** START OF Data to use **

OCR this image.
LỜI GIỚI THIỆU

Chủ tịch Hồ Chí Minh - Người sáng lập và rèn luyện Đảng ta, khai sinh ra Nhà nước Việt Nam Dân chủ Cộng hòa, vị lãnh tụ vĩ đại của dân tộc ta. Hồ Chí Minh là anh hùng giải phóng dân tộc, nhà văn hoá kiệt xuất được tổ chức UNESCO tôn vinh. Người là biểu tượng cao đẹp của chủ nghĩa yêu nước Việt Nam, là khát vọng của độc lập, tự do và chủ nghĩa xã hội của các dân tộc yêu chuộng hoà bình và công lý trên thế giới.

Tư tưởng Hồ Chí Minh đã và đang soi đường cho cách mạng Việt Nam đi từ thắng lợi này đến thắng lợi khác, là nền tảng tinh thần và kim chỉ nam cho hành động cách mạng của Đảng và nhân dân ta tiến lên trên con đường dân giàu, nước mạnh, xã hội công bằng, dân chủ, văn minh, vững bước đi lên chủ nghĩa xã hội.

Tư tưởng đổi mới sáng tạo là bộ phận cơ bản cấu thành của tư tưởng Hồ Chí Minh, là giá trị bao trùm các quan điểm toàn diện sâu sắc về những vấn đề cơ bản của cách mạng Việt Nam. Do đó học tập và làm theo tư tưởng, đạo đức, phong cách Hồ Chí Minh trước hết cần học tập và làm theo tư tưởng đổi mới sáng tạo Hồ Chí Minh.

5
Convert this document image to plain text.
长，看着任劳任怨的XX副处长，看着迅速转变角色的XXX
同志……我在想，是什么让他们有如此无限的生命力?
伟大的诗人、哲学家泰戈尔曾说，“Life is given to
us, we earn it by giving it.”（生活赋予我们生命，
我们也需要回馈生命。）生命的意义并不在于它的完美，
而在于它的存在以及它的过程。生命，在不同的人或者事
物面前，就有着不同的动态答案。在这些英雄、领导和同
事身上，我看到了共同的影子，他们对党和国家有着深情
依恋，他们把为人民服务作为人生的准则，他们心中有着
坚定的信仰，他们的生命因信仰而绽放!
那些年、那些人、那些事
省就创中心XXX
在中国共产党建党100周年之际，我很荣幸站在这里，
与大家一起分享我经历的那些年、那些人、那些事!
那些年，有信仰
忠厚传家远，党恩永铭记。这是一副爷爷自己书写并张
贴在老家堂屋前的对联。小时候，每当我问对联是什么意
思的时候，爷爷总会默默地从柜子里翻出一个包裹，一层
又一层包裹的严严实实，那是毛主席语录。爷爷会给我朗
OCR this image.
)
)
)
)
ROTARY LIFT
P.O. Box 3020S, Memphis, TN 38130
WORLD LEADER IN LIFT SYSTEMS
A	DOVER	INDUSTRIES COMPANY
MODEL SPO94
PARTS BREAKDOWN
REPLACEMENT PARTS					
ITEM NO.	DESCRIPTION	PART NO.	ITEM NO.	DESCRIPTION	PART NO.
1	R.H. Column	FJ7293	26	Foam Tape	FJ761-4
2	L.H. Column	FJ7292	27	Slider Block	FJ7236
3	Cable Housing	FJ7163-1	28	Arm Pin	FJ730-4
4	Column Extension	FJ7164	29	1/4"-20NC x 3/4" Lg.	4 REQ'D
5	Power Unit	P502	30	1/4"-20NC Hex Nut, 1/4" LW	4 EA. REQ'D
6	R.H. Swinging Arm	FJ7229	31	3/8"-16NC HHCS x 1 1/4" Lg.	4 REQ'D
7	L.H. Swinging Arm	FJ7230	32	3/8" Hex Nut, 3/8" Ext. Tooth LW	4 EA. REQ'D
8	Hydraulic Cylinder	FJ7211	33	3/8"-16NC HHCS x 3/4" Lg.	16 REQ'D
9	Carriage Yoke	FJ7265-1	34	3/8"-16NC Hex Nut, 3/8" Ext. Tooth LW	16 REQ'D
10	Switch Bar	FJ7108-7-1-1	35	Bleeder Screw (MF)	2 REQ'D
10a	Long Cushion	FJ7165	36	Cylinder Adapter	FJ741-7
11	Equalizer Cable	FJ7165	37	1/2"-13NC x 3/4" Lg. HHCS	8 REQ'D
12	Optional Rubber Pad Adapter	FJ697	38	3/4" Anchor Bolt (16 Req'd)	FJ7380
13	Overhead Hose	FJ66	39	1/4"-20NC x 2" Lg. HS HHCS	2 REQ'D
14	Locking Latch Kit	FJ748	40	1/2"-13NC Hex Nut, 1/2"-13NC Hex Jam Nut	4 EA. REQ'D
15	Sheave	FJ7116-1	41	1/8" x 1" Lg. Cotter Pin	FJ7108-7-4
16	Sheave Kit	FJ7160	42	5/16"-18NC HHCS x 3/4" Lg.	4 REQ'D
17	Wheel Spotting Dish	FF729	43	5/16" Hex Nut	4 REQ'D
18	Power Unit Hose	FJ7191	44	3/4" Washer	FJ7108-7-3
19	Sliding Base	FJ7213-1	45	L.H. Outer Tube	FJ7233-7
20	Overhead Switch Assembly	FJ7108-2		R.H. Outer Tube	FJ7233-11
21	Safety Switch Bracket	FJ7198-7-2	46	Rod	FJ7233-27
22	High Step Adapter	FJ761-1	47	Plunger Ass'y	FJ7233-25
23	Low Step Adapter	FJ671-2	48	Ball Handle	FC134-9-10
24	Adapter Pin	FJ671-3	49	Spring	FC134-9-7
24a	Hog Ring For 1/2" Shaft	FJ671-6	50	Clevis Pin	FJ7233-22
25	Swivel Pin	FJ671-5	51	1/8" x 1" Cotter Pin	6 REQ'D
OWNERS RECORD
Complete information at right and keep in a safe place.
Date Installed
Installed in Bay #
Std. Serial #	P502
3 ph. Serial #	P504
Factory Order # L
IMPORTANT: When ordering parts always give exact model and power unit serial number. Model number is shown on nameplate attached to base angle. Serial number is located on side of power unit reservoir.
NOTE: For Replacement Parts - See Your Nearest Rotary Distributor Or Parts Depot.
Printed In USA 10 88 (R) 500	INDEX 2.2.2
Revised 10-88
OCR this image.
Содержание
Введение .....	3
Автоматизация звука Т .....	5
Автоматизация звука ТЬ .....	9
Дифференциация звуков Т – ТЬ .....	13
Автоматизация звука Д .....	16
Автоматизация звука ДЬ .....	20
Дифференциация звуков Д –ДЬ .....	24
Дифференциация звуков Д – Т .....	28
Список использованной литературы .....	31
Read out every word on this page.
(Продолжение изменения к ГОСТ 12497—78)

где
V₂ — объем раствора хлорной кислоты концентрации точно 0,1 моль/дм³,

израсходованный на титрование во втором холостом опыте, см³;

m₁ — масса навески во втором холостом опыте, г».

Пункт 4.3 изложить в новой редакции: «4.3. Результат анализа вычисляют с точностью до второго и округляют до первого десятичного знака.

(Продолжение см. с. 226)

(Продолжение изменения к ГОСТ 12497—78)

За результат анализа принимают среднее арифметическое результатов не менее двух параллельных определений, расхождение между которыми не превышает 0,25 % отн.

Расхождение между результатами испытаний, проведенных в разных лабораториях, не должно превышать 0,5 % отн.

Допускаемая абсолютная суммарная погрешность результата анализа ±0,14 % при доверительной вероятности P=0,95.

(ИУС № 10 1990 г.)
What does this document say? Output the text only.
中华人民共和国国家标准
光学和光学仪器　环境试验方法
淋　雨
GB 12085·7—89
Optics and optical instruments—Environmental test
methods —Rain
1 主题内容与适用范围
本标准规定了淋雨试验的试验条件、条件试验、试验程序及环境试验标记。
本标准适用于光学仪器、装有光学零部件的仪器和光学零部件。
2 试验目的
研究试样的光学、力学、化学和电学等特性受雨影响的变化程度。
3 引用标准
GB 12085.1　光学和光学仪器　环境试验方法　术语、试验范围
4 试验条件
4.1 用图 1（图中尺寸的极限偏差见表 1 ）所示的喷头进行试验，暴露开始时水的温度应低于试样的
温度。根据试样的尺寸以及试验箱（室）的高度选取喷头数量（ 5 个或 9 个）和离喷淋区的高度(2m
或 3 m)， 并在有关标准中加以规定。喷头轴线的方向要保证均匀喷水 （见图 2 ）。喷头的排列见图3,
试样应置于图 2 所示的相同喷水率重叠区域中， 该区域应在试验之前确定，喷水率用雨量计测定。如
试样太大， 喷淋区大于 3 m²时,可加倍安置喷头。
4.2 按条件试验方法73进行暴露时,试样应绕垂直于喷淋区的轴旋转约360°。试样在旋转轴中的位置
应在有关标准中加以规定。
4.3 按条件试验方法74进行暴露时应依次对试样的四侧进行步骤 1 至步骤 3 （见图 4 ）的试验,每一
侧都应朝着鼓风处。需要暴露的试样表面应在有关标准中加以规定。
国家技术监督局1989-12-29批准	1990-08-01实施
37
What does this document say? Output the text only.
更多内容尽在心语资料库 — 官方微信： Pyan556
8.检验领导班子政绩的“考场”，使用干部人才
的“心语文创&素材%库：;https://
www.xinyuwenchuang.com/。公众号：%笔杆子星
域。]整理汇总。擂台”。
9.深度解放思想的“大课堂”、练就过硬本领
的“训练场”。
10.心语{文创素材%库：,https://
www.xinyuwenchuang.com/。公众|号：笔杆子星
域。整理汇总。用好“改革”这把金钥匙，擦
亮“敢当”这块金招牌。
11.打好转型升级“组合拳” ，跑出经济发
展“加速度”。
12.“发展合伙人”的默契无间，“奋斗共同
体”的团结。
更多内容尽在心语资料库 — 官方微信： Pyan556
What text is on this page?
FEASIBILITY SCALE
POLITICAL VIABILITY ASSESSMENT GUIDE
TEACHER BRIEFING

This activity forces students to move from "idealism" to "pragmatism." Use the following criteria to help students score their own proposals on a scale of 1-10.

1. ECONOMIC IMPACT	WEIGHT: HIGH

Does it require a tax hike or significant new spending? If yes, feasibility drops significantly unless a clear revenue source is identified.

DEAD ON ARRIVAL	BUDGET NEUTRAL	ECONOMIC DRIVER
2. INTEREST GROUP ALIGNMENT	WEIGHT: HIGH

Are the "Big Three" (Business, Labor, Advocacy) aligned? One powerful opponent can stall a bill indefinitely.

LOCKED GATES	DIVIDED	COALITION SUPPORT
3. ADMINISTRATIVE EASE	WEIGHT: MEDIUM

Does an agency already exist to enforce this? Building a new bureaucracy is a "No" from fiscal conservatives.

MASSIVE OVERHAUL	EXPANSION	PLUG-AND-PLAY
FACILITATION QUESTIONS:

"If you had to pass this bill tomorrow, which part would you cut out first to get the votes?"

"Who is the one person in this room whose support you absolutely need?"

** END OF Data to use **

--- What is expected ---
Extract every line from the records above that contains the word "光学和光学仪器".

--- Solution to this problem ---
光学和光学仪器　环境试验方法
GB 12085.1　光学和光学仪器　环境试验方法　术语、试验范围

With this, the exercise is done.